** Start of DATA RECORDS **

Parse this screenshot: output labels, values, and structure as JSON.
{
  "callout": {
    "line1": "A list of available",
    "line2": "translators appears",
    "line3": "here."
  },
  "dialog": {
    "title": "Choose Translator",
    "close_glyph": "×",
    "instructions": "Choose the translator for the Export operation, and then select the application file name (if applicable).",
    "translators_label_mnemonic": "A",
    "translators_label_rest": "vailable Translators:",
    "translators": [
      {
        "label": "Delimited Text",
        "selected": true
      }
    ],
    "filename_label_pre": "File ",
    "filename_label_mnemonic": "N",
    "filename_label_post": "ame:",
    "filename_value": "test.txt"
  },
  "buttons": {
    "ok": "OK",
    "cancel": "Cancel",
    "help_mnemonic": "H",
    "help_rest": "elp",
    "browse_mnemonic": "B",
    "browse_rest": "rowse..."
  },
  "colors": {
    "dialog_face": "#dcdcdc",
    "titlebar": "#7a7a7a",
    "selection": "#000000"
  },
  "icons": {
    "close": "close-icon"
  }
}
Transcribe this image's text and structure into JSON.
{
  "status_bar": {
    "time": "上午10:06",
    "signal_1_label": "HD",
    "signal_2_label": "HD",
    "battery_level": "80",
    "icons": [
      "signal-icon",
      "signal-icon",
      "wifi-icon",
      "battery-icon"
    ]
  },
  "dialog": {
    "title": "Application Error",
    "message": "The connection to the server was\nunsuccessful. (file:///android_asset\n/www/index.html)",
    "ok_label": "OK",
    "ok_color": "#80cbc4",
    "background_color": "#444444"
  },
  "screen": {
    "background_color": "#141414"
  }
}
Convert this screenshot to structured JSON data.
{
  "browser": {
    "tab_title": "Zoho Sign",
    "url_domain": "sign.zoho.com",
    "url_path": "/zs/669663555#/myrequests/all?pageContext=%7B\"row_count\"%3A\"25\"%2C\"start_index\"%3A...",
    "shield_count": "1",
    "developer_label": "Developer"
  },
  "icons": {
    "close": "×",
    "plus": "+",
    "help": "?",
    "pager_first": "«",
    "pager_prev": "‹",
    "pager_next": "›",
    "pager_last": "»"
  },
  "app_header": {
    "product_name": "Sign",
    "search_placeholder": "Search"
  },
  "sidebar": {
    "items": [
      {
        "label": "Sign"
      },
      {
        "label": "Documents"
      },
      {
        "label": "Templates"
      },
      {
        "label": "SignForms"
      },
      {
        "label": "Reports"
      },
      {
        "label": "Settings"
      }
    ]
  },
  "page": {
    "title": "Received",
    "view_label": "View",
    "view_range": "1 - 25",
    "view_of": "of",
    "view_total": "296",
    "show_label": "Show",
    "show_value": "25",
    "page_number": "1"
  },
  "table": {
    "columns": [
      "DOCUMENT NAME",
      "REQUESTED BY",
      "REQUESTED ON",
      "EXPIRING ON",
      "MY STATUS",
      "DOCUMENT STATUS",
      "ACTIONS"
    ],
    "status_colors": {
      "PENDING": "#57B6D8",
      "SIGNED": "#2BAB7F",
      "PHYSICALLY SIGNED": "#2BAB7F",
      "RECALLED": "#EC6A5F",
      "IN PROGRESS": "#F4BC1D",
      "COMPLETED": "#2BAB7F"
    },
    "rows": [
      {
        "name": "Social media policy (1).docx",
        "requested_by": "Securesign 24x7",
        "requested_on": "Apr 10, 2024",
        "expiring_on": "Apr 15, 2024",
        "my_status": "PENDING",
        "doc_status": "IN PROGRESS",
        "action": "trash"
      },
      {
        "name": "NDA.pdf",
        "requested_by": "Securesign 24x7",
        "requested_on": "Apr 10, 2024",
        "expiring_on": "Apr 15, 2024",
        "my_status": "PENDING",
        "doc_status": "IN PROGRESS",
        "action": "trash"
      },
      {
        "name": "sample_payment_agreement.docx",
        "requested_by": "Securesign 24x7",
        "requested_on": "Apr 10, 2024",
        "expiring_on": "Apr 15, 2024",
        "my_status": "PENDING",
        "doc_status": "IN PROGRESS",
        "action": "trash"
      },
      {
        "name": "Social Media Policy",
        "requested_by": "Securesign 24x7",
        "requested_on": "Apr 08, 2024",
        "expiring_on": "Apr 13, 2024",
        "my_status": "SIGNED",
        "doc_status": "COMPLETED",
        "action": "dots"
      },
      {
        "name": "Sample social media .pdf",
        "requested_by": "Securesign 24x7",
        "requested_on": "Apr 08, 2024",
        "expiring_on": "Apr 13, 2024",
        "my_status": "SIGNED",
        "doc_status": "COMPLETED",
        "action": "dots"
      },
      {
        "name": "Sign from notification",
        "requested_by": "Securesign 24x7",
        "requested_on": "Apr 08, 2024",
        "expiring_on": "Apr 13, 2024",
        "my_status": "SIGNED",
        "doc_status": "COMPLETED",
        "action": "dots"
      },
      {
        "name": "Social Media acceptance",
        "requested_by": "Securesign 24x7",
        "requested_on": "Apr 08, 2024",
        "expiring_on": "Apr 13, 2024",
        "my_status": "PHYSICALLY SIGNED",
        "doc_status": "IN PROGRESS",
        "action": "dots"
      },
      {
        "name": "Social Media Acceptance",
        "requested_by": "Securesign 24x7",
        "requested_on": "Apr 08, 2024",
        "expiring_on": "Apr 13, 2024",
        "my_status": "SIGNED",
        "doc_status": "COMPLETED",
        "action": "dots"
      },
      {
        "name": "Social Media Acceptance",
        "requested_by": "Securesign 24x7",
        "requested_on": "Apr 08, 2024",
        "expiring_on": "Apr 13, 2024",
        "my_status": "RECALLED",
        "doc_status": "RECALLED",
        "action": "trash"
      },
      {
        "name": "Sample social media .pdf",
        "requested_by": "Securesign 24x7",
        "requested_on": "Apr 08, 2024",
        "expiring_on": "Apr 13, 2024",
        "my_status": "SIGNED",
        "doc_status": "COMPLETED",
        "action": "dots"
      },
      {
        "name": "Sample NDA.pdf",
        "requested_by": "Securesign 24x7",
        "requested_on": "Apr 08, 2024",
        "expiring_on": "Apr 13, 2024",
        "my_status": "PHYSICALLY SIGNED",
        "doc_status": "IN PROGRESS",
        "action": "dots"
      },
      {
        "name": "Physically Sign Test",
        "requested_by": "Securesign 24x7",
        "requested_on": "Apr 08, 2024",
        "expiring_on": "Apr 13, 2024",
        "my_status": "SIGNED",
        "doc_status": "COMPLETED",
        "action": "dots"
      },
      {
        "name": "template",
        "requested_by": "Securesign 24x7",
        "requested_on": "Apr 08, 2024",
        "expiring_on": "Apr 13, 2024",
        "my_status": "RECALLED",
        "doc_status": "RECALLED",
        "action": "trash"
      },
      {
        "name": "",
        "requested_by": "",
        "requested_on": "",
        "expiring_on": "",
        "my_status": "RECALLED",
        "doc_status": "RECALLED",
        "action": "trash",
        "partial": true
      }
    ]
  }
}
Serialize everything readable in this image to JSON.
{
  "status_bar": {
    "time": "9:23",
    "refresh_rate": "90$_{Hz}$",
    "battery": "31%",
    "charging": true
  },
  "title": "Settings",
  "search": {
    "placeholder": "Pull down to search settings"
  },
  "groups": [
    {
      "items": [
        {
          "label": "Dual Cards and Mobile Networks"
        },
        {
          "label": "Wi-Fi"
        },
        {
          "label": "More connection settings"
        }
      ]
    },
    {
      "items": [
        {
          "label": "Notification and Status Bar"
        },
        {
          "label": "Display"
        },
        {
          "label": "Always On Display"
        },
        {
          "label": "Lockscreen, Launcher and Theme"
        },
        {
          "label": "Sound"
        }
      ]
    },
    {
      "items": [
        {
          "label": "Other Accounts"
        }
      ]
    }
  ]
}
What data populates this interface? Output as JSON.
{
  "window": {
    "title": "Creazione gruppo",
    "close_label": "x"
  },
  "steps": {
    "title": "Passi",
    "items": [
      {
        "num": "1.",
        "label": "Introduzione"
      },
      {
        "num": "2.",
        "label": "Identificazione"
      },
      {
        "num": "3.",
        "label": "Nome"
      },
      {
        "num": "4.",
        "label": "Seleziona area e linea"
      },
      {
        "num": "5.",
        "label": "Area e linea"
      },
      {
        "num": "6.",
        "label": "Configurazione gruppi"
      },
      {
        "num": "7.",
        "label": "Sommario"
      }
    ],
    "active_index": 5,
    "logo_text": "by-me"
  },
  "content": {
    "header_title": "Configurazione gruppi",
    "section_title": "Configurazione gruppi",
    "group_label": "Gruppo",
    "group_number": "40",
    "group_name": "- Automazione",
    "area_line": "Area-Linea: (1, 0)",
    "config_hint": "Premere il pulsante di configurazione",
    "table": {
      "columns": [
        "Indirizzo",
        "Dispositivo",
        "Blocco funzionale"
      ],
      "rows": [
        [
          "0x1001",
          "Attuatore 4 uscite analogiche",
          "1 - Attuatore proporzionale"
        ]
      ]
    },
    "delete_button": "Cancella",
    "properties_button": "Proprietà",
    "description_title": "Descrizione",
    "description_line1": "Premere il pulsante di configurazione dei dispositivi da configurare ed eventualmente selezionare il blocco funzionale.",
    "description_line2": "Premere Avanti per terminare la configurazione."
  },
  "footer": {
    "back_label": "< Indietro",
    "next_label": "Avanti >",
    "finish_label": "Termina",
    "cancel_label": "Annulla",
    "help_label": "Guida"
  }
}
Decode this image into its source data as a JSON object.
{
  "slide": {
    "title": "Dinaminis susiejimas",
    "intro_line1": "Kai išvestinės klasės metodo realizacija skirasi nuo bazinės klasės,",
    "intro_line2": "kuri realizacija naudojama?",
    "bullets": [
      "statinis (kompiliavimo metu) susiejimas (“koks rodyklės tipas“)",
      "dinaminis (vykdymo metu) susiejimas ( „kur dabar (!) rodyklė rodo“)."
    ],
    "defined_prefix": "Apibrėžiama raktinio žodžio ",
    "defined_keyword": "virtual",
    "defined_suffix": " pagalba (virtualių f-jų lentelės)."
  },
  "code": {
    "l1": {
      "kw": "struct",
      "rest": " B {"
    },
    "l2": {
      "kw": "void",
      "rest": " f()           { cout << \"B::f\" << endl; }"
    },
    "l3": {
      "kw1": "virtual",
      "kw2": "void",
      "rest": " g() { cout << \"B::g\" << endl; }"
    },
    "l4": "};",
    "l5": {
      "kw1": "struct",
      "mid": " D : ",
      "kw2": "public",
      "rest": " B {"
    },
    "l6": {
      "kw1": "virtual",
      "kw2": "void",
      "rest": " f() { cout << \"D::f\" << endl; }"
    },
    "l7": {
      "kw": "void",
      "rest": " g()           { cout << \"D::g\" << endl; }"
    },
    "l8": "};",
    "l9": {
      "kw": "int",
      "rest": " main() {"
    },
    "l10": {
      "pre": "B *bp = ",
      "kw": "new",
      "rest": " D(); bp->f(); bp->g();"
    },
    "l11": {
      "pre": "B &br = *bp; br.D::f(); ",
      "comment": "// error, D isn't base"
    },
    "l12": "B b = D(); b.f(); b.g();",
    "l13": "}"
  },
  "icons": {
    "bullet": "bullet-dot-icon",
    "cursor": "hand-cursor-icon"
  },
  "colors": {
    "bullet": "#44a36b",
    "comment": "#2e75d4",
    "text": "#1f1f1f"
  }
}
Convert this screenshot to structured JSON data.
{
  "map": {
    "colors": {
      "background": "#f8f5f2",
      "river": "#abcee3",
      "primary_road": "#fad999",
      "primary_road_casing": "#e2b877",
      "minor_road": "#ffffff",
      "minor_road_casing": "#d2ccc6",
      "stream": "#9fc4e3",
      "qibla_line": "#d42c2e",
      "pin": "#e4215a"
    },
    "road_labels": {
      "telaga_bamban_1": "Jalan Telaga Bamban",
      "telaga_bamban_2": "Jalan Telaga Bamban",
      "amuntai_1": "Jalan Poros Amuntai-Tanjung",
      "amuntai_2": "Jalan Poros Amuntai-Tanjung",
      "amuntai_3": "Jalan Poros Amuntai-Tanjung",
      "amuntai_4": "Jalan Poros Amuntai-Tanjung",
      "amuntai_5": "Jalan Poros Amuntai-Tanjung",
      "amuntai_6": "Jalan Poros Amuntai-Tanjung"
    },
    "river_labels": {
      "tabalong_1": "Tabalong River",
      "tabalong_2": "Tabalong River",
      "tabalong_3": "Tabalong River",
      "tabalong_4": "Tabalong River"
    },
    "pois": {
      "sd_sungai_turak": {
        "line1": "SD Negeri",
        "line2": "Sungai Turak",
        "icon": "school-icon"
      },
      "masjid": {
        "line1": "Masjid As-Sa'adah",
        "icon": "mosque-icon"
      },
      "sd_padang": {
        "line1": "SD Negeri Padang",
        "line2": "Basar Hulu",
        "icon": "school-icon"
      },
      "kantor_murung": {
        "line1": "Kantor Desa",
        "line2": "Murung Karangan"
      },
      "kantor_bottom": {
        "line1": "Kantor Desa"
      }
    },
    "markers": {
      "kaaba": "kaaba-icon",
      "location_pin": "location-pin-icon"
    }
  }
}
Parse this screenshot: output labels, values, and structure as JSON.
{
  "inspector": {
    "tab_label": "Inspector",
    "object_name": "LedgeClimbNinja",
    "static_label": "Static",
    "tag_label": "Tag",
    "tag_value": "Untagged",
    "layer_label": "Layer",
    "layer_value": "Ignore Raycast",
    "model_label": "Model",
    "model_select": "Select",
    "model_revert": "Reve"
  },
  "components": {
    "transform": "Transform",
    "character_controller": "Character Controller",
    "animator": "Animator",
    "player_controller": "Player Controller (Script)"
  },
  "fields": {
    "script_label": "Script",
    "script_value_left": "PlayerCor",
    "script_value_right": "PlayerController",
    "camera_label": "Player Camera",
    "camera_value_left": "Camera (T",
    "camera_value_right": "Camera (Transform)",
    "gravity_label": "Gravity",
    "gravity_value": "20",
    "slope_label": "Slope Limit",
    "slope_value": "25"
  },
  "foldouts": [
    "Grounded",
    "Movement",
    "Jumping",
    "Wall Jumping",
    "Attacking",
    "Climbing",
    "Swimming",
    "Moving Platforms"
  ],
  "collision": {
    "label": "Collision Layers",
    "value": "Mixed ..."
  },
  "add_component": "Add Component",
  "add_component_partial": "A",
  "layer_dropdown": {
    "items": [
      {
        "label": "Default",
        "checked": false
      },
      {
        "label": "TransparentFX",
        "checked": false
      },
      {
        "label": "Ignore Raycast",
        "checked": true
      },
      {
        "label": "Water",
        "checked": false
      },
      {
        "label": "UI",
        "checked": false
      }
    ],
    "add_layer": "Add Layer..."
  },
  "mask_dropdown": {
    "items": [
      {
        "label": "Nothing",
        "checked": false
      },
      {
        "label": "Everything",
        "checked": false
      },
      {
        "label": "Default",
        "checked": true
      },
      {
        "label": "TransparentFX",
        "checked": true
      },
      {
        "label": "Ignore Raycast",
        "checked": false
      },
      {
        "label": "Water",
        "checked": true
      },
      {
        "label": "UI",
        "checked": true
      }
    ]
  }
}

** End of DATA RECORDS **

▸ **EXERCISE DESCRIPTION**
Which lines hold the string "Amuntai"? Copy all of them from the data above.

▸ **RESPONSE BELOW**
      "amuntai_1": "Jalan Poros Amuntai-Tanjung",
      "amuntai_2": "Jalan Poros Amuntai-Tanjung",
      "amuntai_3": "Jalan Poros Amuntai-Tanjung",
      "amuntai_4": "Jalan Poros Amuntai-Tanjung",
      "amuntai_5": "Jalan Poros Amuntai-Tanjung",
      "amuntai_6": "Jalan Poros Amuntai-Tanjung"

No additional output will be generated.